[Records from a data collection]

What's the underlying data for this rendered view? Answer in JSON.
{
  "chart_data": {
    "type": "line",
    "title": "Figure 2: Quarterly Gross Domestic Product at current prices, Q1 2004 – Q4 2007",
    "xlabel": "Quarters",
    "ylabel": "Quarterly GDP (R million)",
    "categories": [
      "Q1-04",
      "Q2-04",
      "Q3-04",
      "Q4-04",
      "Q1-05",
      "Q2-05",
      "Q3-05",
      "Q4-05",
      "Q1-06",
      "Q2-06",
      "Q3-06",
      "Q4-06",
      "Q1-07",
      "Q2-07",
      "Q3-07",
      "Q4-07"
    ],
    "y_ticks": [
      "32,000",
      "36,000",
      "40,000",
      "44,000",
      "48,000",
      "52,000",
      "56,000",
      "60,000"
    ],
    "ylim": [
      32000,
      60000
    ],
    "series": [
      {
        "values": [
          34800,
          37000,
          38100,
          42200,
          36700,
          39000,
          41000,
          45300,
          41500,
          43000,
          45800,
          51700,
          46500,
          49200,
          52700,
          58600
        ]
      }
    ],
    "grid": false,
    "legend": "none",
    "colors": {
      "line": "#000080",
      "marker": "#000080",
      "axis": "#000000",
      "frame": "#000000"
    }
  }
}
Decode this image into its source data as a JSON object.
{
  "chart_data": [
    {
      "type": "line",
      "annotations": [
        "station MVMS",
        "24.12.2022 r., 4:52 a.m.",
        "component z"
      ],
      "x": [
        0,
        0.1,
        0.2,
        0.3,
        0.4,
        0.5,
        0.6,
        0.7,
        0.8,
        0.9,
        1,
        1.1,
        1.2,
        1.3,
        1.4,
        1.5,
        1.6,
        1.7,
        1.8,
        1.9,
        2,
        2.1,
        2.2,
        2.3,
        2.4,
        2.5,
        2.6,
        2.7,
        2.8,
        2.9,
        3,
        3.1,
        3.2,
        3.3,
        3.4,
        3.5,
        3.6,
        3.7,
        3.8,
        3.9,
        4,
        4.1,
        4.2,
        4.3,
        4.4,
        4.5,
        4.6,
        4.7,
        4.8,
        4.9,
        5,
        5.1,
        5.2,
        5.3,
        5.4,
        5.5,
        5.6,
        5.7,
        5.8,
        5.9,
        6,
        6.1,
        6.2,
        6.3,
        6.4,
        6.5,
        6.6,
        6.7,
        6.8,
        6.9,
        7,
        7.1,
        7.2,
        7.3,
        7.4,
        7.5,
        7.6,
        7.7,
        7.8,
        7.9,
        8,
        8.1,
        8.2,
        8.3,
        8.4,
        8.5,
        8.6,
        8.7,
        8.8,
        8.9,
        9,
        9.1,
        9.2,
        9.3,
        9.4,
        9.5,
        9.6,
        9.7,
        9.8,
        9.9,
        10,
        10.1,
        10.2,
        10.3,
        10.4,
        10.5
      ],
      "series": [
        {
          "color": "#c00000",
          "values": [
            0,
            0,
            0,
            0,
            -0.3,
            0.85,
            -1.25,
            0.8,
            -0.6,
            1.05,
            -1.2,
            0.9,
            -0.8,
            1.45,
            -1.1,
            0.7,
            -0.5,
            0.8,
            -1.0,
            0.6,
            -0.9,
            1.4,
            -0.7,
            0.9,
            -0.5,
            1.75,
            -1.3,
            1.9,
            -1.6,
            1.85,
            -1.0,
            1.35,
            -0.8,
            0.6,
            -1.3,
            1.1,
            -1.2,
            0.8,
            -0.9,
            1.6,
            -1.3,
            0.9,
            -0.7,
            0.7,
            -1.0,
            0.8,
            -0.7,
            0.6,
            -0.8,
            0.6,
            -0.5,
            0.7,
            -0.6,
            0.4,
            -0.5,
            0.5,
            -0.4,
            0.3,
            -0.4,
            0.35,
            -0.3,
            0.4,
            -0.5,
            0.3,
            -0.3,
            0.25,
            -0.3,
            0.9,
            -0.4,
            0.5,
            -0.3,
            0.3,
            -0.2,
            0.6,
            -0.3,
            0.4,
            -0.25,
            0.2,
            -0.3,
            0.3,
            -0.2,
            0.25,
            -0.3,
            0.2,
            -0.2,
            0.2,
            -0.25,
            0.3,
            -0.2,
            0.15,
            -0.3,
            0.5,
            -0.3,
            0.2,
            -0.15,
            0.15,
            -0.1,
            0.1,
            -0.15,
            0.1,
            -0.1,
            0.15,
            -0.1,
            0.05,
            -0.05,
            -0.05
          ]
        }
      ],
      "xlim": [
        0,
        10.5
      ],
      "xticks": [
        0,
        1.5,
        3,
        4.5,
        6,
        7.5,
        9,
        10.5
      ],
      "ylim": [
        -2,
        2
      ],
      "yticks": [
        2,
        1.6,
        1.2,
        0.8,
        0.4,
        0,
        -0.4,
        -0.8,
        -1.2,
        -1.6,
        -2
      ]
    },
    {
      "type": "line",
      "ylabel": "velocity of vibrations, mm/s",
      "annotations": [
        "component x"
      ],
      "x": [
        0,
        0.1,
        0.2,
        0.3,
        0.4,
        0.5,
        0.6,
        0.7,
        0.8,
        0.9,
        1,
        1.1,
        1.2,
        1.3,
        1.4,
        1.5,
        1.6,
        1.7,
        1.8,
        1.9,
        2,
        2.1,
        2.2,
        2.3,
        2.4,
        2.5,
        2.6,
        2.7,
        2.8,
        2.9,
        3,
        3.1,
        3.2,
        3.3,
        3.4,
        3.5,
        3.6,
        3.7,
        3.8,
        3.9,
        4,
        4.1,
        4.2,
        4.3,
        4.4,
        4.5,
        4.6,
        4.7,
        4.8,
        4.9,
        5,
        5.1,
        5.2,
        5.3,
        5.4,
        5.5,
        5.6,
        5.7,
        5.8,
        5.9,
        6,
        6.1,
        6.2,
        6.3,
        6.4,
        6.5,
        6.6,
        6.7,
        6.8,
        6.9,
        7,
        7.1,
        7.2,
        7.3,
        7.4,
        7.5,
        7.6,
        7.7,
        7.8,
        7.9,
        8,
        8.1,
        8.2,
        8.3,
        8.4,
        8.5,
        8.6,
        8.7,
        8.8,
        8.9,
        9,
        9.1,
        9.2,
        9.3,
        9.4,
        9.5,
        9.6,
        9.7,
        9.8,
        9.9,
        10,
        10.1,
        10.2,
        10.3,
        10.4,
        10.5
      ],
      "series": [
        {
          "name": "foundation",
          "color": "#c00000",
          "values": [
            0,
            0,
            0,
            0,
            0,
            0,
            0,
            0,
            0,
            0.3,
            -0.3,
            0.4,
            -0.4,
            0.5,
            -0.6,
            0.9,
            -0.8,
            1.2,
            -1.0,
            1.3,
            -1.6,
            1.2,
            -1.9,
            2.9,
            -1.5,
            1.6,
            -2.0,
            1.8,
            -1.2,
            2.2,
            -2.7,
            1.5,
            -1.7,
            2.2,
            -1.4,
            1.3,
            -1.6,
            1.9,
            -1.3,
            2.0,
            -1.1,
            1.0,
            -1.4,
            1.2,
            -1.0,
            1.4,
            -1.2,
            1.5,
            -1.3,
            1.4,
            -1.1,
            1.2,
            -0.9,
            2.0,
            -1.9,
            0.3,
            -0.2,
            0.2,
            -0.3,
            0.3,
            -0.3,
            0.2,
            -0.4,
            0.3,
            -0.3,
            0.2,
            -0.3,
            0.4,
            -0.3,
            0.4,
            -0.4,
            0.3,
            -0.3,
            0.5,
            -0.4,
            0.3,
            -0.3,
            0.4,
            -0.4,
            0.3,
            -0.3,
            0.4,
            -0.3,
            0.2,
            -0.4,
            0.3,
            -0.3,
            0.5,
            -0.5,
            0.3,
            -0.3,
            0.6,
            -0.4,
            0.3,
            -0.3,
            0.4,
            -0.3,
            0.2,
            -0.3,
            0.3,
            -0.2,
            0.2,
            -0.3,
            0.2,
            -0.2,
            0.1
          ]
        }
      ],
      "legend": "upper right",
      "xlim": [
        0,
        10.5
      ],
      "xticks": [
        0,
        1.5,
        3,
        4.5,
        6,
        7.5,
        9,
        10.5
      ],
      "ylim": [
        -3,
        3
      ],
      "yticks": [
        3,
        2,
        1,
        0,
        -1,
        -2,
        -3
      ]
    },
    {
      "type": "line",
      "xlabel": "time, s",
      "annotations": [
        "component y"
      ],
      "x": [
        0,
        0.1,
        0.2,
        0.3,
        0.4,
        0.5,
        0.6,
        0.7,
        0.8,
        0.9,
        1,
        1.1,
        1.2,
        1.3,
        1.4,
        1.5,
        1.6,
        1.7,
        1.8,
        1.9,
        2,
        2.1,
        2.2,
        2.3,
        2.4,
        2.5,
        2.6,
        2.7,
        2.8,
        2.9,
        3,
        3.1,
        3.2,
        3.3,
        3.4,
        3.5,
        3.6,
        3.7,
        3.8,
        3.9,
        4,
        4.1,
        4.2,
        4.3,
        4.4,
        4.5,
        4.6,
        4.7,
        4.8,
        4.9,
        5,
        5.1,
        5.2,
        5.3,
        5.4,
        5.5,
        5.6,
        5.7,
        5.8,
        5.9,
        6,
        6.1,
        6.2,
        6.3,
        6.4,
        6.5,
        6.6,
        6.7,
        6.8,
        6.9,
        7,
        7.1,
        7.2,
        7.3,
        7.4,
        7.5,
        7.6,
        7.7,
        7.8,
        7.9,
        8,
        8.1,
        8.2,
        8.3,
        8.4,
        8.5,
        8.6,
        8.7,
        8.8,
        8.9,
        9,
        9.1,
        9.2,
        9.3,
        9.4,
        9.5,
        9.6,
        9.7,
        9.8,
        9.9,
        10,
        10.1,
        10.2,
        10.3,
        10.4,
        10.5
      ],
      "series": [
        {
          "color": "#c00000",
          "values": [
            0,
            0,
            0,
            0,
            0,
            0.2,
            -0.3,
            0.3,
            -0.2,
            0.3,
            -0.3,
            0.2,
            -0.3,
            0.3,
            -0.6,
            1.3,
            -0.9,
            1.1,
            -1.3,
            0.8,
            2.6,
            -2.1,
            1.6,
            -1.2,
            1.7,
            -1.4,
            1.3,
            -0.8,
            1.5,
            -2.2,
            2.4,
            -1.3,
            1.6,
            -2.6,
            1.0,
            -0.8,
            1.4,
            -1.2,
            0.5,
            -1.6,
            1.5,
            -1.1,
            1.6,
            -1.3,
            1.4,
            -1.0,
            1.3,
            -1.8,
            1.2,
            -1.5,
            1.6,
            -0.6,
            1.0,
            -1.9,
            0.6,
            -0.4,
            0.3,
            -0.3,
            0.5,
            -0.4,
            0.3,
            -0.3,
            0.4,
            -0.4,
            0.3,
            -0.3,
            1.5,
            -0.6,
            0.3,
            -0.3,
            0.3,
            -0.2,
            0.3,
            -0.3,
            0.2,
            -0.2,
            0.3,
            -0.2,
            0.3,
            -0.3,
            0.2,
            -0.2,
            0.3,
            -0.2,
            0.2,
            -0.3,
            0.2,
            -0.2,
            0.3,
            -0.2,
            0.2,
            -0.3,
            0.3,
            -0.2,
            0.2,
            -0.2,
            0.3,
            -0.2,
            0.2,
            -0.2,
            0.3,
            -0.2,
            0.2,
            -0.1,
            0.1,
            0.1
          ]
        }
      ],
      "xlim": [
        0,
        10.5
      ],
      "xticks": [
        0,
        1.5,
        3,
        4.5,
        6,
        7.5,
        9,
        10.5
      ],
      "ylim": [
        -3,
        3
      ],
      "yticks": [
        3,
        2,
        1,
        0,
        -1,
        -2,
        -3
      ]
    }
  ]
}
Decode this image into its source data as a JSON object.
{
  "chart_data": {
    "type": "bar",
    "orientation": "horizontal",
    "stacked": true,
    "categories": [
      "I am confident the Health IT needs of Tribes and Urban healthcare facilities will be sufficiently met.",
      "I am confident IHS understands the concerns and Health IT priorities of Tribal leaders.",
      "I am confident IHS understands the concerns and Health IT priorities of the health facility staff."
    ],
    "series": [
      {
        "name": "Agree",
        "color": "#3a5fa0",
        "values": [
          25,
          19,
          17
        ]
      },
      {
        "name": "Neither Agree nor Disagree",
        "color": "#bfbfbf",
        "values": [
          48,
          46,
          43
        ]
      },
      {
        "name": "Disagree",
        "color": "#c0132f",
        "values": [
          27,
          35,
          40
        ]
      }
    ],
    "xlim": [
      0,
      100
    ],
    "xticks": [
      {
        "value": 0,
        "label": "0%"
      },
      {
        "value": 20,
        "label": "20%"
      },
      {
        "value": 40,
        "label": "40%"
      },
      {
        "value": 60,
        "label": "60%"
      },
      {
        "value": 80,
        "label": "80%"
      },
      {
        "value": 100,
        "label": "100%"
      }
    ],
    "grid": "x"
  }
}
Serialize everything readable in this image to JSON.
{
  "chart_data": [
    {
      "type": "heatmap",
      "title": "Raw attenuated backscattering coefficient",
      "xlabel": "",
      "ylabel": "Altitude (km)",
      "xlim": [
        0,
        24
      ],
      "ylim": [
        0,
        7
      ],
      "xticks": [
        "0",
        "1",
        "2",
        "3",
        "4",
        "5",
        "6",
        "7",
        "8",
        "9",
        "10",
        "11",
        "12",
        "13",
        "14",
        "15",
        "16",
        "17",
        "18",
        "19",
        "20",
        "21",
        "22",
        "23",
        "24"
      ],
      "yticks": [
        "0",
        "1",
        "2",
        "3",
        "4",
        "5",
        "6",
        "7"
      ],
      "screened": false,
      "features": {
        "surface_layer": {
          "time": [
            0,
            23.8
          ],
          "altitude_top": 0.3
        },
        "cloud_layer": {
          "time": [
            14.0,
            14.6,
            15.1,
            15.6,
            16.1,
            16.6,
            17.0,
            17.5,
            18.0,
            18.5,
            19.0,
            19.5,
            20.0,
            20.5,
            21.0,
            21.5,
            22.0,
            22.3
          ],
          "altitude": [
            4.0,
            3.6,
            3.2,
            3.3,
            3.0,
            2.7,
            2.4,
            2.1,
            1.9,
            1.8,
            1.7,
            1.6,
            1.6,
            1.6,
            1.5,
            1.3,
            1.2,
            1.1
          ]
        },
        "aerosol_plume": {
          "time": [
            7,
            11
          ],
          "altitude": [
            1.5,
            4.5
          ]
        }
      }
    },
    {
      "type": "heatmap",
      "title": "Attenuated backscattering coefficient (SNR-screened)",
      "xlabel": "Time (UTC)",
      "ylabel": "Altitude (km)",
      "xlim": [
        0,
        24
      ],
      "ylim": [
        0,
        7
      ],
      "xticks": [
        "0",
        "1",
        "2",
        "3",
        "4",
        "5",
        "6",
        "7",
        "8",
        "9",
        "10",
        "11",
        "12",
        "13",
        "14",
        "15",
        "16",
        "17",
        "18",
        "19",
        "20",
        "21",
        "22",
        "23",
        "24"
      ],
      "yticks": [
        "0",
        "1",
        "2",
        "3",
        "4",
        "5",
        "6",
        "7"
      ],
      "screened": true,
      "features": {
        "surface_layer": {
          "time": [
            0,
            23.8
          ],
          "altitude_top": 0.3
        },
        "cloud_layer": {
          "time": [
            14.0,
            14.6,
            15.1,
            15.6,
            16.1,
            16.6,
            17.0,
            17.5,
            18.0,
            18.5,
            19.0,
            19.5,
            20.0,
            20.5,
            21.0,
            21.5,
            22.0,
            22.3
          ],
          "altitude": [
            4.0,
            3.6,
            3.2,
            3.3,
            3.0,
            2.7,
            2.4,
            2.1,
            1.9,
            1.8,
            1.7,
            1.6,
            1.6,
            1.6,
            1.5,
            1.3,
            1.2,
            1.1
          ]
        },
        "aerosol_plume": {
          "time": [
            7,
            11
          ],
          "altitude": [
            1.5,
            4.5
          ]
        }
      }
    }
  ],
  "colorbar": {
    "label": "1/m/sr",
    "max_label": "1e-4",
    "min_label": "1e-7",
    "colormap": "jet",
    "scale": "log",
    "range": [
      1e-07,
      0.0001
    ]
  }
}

What you will do
What is the number of lines in these records that contain "backscattering"? Reply with the number only.

Reply
2